[Extracted data entries]
--

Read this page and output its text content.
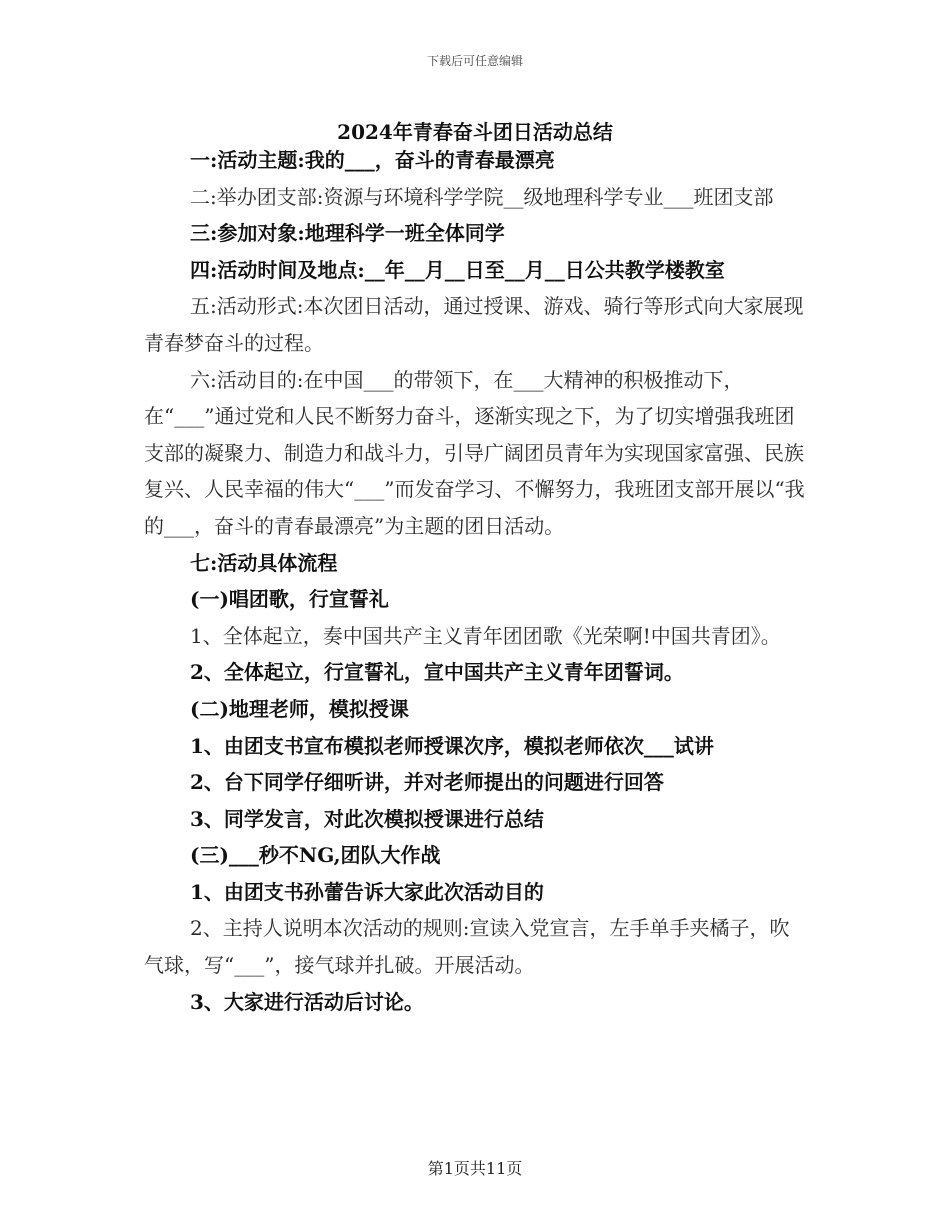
下载后可任意编辑
2024年青春奋斗团日活动总结

一:活动主题:我的___，奋斗的青春最漂亮

二:举办团支部:资源与环境科学学院__级地理科学专业___班团支部

三:参加对象:地理科学一班全体同学

四:活动时间及地点:__年__月__日至__月__日公共教学楼教室

五:活动形式:本次团日活动，通过授课、游戏、骑行等形式向大家展现青春梦奋斗的过程。

六:活动目的:在中国___的带领下，在___大精神的积极推动下，在“___”通过党和人民不断努力奋斗，逐渐实现之下，为了切实增强我班团支部的凝聚力、制造力和战斗力，引导广阔团员青年为实现国家富强、民族复兴、人民幸福的伟大“___”而发奋学习、不懈努力，我班团支部开展以“我的___，奋斗的青春最漂亮”为主题的团日活动。

七:活动具体流程

(一)唱团歌，行宣誓礼

1、全体起立，奏中国共产主义青年团团歌《光荣啊!中国共青团》。

2、全体起立，行宣誓礼，宣中国共产主义青年团誓词。

(二)地理老师，模拟授课

1、由团支书宣布模拟老师授课次序，模拟老师依次___试讲

2、台下同学仔细听讲，并对老师提出的问题进行回答

3、同学发言，对此次模拟授课进行总结

(三)___秒不NG,团队大作战

1、由团支书孙蕾告诉大家此次活动目的

2、主持人说明本次活动的规则:宣读入党宣言，左手单手夹橘子，吹气球，写“___”，接气球并扎破。开展活动。

3、大家进行活动后讨论。

第1页共11页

--

**Problem description:**
Copy every record above exactly, leaving out any pictures.

**Solution:**
Read this page and output its text content.
下载后可任意编辑
2024年青春奋斗团日活动总结

一:活动主题:我的___，奋斗的青春最漂亮

二:举办团支部:资源与环境科学学院__级地理科学专业___班团支部

三:参加对象:地理科学一班全体同学

四:活动时间及地点:__年__月__日至__月__日公共教学楼教室

五:活动形式:本次团日活动，通过授课、游戏、骑行等形式向大家展现青春梦奋斗的过程。

六:活动目的:在中国___的带领下，在___大精神的积极推动下，在“___”通过党和人民不断努力奋斗，逐渐实现之下，为了切实增强我班团支部的凝聚力、制造力和战斗力，引导广阔团员青年为实现国家富强、民族复兴、人民幸福的伟大“___”而发奋学习、不懈努力，我班团支部开展以“我的___，奋斗的青春最漂亮”为主题的团日活动。

七:活动具体流程

(一)唱团歌，行宣誓礼

1、全体起立，奏中国共产主义青年团团歌《光荣啊!中国共青团》。

2、全体起立，行宣誓礼，宣中国共产主义青年团誓词。

(二)地理老师，模拟授课

1、由团支书宣布模拟老师授课次序，模拟老师依次___试讲

2、台下同学仔细听讲，并对老师提出的问题进行回答

3、同学发言，对此次模拟授课进行总结

(三)___秒不NG,团队大作战

1、由团支书孙蕾告诉大家此次活动目的

2、主持人说明本次活动的规则:宣读入党宣言，左手单手夹橘子，吹气球，写“___”，接气球并扎破。开展活动。

3、大家进行活动后讨论。

第1页共11页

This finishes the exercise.